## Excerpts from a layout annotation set
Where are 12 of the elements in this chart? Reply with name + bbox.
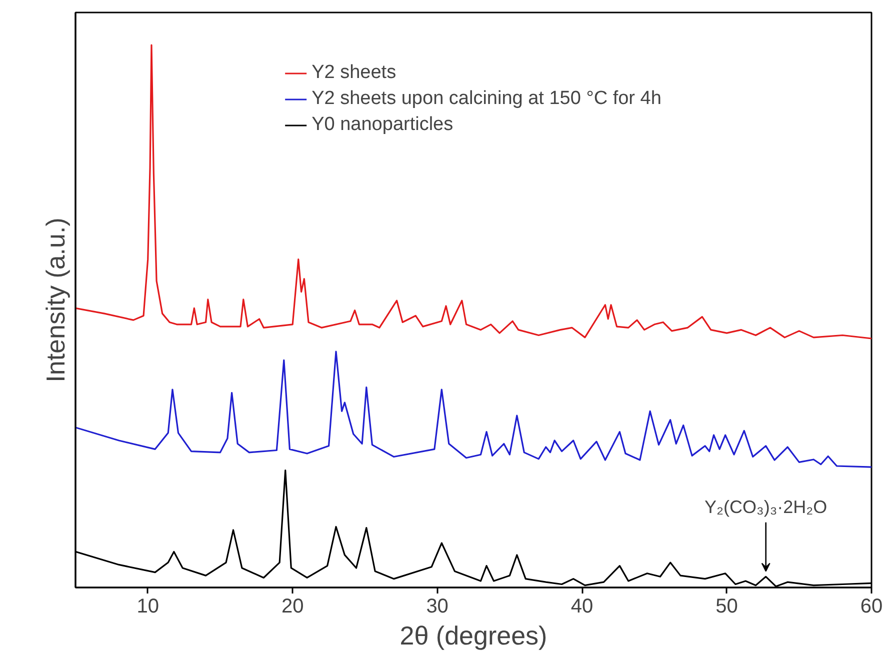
x-tick-label: 30 xyxy=(426,596,448,618)
x-tick-label: 40 xyxy=(570,596,594,618)
x-axis-title: 2θ (degrees) xyxy=(400,620,548,650)
annotation: Y₂(CO₃)₃·2H₂O xyxy=(704,496,828,517)
legend-label: Y0 nanoparticles xyxy=(312,114,454,136)
x-tick-label: 20 xyxy=(281,596,304,618)
x-tick-label: 60 xyxy=(860,596,883,618)
legend-label: Y2 sheets upon calcining at 150 °C for 4h xyxy=(312,88,662,110)
x-tick-label: 10 xyxy=(136,596,159,618)
legend-label: Y2 sheets xyxy=(312,62,396,84)
x-tick-label: 50 xyxy=(716,596,738,618)
y-axis-title: Intensity (a.u.) xyxy=(40,218,70,382)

## TASK REQUIREMENTS
Reproduce every line of the records above verbatim, omitting the picture.

## OUTPUT FOR THIS TASK
Where are 12 of the elements in this chart? Reply with name + bbox.
x-tick-label: 30 xyxy=(426,596,448,618)
x-tick-label: 40 xyxy=(570,596,594,618)
x-axis-title: 2θ (degrees) xyxy=(400,620,548,650)
annotation: Y₂(CO₃)₃·2H₂O xyxy=(704,496,828,517)
legend-label: Y0 nanoparticles xyxy=(312,114,454,136)
x-tick-label: 20 xyxy=(281,596,304,618)
x-tick-label: 60 xyxy=(860,596,883,618)
legend-label: Y2 sheets upon calcining at 150 °C for 4h xyxy=(312,88,662,110)
x-tick-label: 10 xyxy=(136,596,159,618)
legend-label: Y2 sheets xyxy=(312,62,396,84)
x-tick-label: 50 xyxy=(716,596,738,618)
y-axis-title: Intensity (a.u.) xyxy=(40,218,70,382)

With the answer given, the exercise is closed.